Copy each line below without leaving any out.

Page transcription dataset items:
..........
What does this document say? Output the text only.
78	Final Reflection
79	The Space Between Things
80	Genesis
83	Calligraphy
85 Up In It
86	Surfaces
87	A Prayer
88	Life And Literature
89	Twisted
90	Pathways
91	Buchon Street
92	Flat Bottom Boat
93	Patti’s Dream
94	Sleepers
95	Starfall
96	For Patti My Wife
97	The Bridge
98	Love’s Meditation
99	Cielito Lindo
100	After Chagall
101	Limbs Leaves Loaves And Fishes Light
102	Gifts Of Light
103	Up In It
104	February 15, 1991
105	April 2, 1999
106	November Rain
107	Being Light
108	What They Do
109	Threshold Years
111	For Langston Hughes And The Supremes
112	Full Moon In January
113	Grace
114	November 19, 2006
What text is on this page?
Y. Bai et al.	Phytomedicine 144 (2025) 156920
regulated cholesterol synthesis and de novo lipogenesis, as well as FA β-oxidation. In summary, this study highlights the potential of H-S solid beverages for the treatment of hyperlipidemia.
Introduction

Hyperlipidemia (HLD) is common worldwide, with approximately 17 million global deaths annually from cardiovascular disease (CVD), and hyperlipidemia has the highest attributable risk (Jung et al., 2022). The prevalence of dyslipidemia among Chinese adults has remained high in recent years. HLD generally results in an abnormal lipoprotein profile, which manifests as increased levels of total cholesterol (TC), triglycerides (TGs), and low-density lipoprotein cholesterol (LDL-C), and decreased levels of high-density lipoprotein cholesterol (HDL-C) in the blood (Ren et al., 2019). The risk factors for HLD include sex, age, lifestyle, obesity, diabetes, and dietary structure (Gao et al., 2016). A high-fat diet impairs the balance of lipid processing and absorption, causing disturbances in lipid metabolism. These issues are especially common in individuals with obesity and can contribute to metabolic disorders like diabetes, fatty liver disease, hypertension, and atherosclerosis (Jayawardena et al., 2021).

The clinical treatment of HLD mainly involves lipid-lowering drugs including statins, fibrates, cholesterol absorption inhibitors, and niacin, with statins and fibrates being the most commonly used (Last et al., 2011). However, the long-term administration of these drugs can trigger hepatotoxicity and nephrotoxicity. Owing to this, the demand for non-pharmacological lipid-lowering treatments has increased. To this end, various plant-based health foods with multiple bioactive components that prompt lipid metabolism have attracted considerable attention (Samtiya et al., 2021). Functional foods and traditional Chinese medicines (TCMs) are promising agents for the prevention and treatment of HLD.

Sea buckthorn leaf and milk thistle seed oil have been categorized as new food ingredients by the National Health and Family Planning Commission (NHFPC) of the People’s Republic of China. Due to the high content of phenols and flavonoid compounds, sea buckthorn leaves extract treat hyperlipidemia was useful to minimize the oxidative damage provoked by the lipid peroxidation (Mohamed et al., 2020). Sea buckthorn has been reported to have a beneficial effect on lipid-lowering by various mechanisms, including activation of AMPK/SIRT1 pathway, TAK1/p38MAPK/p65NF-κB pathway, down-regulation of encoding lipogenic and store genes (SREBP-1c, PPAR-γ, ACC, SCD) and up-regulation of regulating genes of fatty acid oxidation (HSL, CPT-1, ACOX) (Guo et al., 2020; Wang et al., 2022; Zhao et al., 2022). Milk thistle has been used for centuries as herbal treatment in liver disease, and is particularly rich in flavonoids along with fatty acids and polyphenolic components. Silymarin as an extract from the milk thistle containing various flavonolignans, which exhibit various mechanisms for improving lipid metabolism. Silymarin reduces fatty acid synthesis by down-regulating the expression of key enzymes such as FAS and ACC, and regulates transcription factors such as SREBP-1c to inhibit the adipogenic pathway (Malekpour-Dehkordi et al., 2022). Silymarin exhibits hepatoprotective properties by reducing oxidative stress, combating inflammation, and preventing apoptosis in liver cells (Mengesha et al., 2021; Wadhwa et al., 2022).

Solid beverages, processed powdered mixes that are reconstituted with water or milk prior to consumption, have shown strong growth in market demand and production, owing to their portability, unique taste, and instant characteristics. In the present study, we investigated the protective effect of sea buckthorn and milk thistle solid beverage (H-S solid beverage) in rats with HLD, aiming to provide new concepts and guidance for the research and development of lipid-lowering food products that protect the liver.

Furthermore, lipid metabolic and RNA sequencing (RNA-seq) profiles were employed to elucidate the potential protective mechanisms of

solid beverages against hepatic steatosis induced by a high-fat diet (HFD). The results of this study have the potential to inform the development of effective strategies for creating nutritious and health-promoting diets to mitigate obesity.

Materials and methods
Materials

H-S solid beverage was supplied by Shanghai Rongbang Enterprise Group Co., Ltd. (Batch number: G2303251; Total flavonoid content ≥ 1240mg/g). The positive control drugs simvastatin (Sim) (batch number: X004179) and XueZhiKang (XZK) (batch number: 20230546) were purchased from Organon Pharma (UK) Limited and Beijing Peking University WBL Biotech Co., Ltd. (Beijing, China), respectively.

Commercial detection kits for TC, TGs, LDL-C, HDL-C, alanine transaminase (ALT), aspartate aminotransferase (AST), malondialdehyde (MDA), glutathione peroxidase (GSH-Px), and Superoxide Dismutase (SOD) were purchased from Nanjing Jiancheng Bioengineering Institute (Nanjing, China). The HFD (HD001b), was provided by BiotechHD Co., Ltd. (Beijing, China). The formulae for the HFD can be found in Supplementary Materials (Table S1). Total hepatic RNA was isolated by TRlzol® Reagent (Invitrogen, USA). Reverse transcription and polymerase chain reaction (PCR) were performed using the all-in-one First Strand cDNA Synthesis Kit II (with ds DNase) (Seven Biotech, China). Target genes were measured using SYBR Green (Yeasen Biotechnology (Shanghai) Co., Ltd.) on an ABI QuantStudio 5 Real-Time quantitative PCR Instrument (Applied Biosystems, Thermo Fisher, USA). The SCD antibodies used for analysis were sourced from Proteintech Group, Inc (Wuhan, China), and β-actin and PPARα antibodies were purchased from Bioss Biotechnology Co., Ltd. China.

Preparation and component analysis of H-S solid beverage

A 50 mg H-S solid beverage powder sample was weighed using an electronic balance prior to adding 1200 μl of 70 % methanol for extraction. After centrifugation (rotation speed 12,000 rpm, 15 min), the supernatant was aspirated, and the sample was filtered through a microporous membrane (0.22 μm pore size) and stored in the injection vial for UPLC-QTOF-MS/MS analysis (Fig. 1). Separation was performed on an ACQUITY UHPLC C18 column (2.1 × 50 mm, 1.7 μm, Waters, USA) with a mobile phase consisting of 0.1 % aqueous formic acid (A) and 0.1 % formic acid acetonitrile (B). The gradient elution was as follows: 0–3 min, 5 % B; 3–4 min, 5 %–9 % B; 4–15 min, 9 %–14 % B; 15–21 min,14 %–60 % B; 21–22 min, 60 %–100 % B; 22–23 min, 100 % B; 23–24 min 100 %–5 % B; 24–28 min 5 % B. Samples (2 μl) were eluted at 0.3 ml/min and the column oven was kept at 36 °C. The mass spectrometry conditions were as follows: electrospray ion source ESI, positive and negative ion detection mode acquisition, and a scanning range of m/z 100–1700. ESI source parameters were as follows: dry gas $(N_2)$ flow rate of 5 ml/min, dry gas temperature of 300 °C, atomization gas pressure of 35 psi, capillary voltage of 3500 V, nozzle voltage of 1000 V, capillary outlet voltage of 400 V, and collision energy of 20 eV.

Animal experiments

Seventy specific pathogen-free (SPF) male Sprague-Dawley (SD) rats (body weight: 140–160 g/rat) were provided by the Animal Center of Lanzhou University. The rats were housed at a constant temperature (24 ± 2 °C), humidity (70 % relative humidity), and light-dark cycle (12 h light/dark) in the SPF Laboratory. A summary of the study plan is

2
..........
FINAL ANSWER:
What does this document say? Output the text only.
78	Final Reflection
79	The Space Between Things
80	Genesis
83	Calligraphy
85 Up In It
86	Surfaces
87	A Prayer
88	Life And Literature
89	Twisted
90	Pathways
91	Buchon Street
92	Flat Bottom Boat
93	Patti’s Dream
94	Sleepers
95	Starfall
96	For Patti My Wife
97	The Bridge
98	Love’s Meditation
99	Cielito Lindo
100	After Chagall
101	Limbs Leaves Loaves And Fishes Light
102	Gifts Of Light
103	Up In It
104	February 15, 1991
105	April 2, 1999
106	November Rain
107	Being Light
108	What They Do
109	Threshold Years
111	For Langston Hughes And The Supremes
112	Full Moon In January
113	Grace
114	November 19, 2006
What text is on this page?
Y. Bai et al.	Phytomedicine 144 (2025) 156920
regulated cholesterol synthesis and de novo lipogenesis, as well as FA β-oxidation. In summary, this study highlights the potential of H-S solid beverages for the treatment of hyperlipidemia.
Introduction

Hyperlipidemia (HLD) is common worldwide, with approximately 17 million global deaths annually from cardiovascular disease (CVD), and hyperlipidemia has the highest attributable risk (Jung et al., 2022). The prevalence of dyslipidemia among Chinese adults has remained high in recent years. HLD generally results in an abnormal lipoprotein profile, which manifests as increased levels of total cholesterol (TC), triglycerides (TGs), and low-density lipoprotein cholesterol (LDL-C), and decreased levels of high-density lipoprotein cholesterol (HDL-C) in the blood (Ren et al., 2019). The risk factors for HLD include sex, age, lifestyle, obesity, diabetes, and dietary structure (Gao et al., 2016). A high-fat diet impairs the balance of lipid processing and absorption, causing disturbances in lipid metabolism. These issues are especially common in individuals with obesity and can contribute to metabolic disorders like diabetes, fatty liver disease, hypertension, and atherosclerosis (Jayawardena et al., 2021).

The clinical treatment of HLD mainly involves lipid-lowering drugs including statins, fibrates, cholesterol absorption inhibitors, and niacin, with statins and fibrates being the most commonly used (Last et al., 2011). However, the long-term administration of these drugs can trigger hepatotoxicity and nephrotoxicity. Owing to this, the demand for non-pharmacological lipid-lowering treatments has increased. To this end, various plant-based health foods with multiple bioactive components that prompt lipid metabolism have attracted considerable attention (Samtiya et al., 2021). Functional foods and traditional Chinese medicines (TCMs) are promising agents for the prevention and treatment of HLD.

Sea buckthorn leaf and milk thistle seed oil have been categorized as new food ingredients by the National Health and Family Planning Commission (NHFPC) of the People’s Republic of China. Due to the high content of phenols and flavonoid compounds, sea buckthorn leaves extract treat hyperlipidemia was useful to minimize the oxidative damage provoked by the lipid peroxidation (Mohamed et al., 2020). Sea buckthorn has been reported to have a beneficial effect on lipid-lowering by various mechanisms, including activation of AMPK/SIRT1 pathway, TAK1/p38MAPK/p65NF-κB pathway, down-regulation of encoding lipogenic and store genes (SREBP-1c, PPAR-γ, ACC, SCD) and up-regulation of regulating genes of fatty acid oxidation (HSL, CPT-1, ACOX) (Guo et al., 2020; Wang et al., 2022; Zhao et al., 2022). Milk thistle has been used for centuries as herbal treatment in liver disease, and is particularly rich in flavonoids along with fatty acids and polyphenolic components. Silymarin as an extract from the milk thistle containing various flavonolignans, which exhibit various mechanisms for improving lipid metabolism. Silymarin reduces fatty acid synthesis by down-regulating the expression of key enzymes such as FAS and ACC, and regulates transcription factors such as SREBP-1c to inhibit the adipogenic pathway (Malekpour-Dehkordi et al., 2022). Silymarin exhibits hepatoprotective properties by reducing oxidative stress, combating inflammation, and preventing apoptosis in liver cells (Mengesha et al., 2021; Wadhwa et al., 2022).

Solid beverages, processed powdered mixes that are reconstituted with water or milk prior to consumption, have shown strong growth in market demand and production, owing to their portability, unique taste, and instant characteristics. In the present study, we investigated the protective effect of sea buckthorn and milk thistle solid beverage (H-S solid beverage) in rats with HLD, aiming to provide new concepts and guidance for the research and development of lipid-lowering food products that protect the liver.

Furthermore, lipid metabolic and RNA sequencing (RNA-seq) profiles were employed to elucidate the potential protective mechanisms of

solid beverages against hepatic steatosis induced by a high-fat diet (HFD). The results of this study have the potential to inform the development of effective strategies for creating nutritious and health-promoting diets to mitigate obesity.

Materials and methods
Materials

H-S solid beverage was supplied by Shanghai Rongbang Enterprise Group Co., Ltd. (Batch number: G2303251; Total flavonoid content ≥ 1240mg/g). The positive control drugs simvastatin (Sim) (batch number: X004179) and XueZhiKang (XZK) (batch number: 20230546) were purchased from Organon Pharma (UK) Limited and Beijing Peking University WBL Biotech Co., Ltd. (Beijing, China), respectively.

Commercial detection kits for TC, TGs, LDL-C, HDL-C, alanine transaminase (ALT), aspartate aminotransferase (AST), malondialdehyde (MDA), glutathione peroxidase (GSH-Px), and Superoxide Dismutase (SOD) were purchased from Nanjing Jiancheng Bioengineering Institute (Nanjing, China). The HFD (HD001b), was provided by BiotechHD Co., Ltd. (Beijing, China). The formulae for the HFD can be found in Supplementary Materials (Table S1). Total hepatic RNA was isolated by TRlzol® Reagent (Invitrogen, USA). Reverse transcription and polymerase chain reaction (PCR) were performed using the all-in-one First Strand cDNA Synthesis Kit II (with ds DNase) (Seven Biotech, China). Target genes were measured using SYBR Green (Yeasen Biotechnology (Shanghai) Co., Ltd.) on an ABI QuantStudio 5 Real-Time quantitative PCR Instrument (Applied Biosystems, Thermo Fisher, USA). The SCD antibodies used for analysis were sourced from Proteintech Group, Inc (Wuhan, China), and β-actin and PPARα antibodies were purchased from Bioss Biotechnology Co., Ltd. China.

Preparation and component analysis of H-S solid beverage

A 50 mg H-S solid beverage powder sample was weighed using an electronic balance prior to adding 1200 μl of 70 % methanol for extraction. After centrifugation (rotation speed 12,000 rpm, 15 min), the supernatant was aspirated, and the sample was filtered through a microporous membrane (0.22 μm pore size) and stored in the injection vial for UPLC-QTOF-MS/MS analysis (Fig. 1). Separation was performed on an ACQUITY UHPLC C18 column (2.1 × 50 mm, 1.7 μm, Waters, USA) with a mobile phase consisting of 0.1 % aqueous formic acid (A) and 0.1 % formic acid acetonitrile (B). The gradient elution was as follows: 0–3 min, 5 % B; 3–4 min, 5 %–9 % B; 4–15 min, 9 %–14 % B; 15–21 min,14 %–60 % B; 21–22 min, 60 %–100 % B; 22–23 min, 100 % B; 23–24 min 100 %–5 % B; 24–28 min 5 % B. Samples (2 μl) were eluted at 0.3 ml/min and the column oven was kept at 36 °C. The mass spectrometry conditions were as follows: electrospray ion source ESI, positive and negative ion detection mode acquisition, and a scanning range of m/z 100–1700. ESI source parameters were as follows: dry gas $(N_2)$ flow rate of 5 ml/min, dry gas temperature of 300 °C, atomization gas pressure of 35 psi, capillary voltage of 3500 V, nozzle voltage of 1000 V, capillary outlet voltage of 400 V, and collision energy of 20 eV.

Animal experiments

Seventy specific pathogen-free (SPF) male Sprague-Dawley (SD) rats (body weight: 140–160 g/rat) were provided by the Animal Center of Lanzhou University. The rats were housed at a constant temperature (24 ± 2 °C), humidity (70 % relative humidity), and light-dark cycle (12 h light/dark) in the SPF Laboratory. A summary of the study plan is

2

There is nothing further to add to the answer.